## EXCERPTED RECORDS
-- BEGIN --

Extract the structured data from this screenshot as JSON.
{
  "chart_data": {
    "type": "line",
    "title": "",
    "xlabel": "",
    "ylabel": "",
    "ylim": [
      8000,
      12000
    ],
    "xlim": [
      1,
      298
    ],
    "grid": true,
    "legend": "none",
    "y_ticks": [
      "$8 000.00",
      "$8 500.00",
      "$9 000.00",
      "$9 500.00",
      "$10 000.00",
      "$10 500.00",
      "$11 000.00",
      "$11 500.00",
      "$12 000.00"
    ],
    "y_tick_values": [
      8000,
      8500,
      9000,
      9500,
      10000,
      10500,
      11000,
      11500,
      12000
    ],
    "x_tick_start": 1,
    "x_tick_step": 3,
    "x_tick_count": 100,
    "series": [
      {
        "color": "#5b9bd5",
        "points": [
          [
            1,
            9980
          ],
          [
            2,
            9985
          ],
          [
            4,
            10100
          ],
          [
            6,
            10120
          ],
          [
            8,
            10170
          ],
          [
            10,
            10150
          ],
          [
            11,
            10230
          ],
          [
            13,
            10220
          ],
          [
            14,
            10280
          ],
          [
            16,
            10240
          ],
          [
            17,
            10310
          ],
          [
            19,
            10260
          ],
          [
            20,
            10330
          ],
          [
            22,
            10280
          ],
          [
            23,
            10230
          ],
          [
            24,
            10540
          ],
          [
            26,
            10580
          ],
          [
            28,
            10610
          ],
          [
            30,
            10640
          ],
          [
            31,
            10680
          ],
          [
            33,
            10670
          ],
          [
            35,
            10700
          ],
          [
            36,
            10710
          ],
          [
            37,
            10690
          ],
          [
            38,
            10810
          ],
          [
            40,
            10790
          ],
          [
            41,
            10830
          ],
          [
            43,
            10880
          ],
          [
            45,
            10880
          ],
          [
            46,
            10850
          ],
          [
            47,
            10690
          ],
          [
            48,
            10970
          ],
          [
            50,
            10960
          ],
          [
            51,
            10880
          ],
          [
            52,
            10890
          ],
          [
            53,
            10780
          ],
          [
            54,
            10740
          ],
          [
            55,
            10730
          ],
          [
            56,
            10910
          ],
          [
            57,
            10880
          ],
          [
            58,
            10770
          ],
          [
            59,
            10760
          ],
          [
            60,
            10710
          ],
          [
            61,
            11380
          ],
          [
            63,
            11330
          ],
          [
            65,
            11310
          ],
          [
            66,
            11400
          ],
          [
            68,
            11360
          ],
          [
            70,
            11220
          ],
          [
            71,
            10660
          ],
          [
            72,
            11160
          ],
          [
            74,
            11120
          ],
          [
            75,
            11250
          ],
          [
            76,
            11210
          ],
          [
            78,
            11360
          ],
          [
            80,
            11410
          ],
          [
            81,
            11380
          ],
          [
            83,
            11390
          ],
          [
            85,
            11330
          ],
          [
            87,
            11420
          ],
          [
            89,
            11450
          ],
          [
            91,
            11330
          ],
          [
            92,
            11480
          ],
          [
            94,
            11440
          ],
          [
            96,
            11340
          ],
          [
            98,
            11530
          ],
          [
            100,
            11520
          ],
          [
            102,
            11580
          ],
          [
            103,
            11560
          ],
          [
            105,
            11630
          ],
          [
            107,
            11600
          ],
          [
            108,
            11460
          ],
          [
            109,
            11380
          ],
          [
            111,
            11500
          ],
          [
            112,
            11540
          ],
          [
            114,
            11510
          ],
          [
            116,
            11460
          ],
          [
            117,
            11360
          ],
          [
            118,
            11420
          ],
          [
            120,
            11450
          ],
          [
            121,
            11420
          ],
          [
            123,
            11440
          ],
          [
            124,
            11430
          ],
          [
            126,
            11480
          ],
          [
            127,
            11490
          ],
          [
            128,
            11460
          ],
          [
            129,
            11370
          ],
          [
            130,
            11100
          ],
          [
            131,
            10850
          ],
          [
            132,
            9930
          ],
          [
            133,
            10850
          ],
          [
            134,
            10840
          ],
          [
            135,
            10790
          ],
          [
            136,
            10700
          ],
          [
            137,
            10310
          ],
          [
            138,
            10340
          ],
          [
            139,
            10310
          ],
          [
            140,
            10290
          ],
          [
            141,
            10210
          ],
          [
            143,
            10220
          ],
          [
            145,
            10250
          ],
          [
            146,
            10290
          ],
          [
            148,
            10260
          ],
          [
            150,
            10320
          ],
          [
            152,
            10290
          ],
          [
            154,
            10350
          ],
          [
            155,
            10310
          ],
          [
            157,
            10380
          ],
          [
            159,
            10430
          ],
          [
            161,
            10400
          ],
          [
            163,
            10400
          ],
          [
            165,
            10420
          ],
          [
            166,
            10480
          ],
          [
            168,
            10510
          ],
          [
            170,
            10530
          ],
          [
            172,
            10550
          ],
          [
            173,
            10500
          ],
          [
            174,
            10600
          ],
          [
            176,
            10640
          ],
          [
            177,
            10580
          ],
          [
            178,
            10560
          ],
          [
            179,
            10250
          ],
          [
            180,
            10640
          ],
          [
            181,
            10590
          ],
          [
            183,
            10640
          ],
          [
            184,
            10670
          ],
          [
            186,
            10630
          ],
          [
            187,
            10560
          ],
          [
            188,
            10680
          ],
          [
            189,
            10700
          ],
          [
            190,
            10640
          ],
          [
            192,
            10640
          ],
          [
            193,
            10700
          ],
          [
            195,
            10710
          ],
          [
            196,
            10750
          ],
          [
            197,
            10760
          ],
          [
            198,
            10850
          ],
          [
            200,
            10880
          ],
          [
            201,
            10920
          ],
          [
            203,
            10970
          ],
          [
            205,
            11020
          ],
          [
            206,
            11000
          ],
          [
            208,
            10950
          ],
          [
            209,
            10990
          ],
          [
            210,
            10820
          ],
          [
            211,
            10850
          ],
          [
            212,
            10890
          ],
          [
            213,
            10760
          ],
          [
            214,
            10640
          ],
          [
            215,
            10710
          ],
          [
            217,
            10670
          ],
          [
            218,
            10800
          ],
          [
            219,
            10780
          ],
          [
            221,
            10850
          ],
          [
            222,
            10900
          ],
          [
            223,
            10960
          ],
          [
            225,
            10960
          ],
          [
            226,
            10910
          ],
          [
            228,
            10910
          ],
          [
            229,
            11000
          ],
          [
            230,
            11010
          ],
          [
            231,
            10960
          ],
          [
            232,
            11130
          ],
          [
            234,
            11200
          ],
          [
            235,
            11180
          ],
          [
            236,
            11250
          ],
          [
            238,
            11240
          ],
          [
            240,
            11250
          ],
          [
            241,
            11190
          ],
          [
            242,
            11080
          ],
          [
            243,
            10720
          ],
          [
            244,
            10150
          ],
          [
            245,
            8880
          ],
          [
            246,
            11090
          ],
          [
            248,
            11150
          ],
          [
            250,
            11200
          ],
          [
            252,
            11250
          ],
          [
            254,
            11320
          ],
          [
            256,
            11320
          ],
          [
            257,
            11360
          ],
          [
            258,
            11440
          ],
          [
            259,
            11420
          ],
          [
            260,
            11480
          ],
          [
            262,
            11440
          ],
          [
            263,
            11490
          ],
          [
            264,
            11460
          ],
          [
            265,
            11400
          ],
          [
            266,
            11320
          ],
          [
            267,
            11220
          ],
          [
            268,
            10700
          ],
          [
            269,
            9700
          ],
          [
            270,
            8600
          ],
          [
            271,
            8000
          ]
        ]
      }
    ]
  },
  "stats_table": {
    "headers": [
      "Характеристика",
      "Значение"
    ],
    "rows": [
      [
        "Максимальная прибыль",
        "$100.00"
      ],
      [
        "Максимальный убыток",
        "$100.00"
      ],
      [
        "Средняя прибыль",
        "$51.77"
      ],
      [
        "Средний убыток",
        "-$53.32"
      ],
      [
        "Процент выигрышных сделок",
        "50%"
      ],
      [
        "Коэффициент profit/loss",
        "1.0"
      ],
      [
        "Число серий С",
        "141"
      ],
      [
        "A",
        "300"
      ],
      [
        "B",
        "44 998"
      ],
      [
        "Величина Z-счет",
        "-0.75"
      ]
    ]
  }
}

-- END --

## JOB
Which lines hold the word "прибыль"? Return all of them from the records above.

## ANSWER BELOW
        "Максимальная прибыль",
        "Средняя прибыль",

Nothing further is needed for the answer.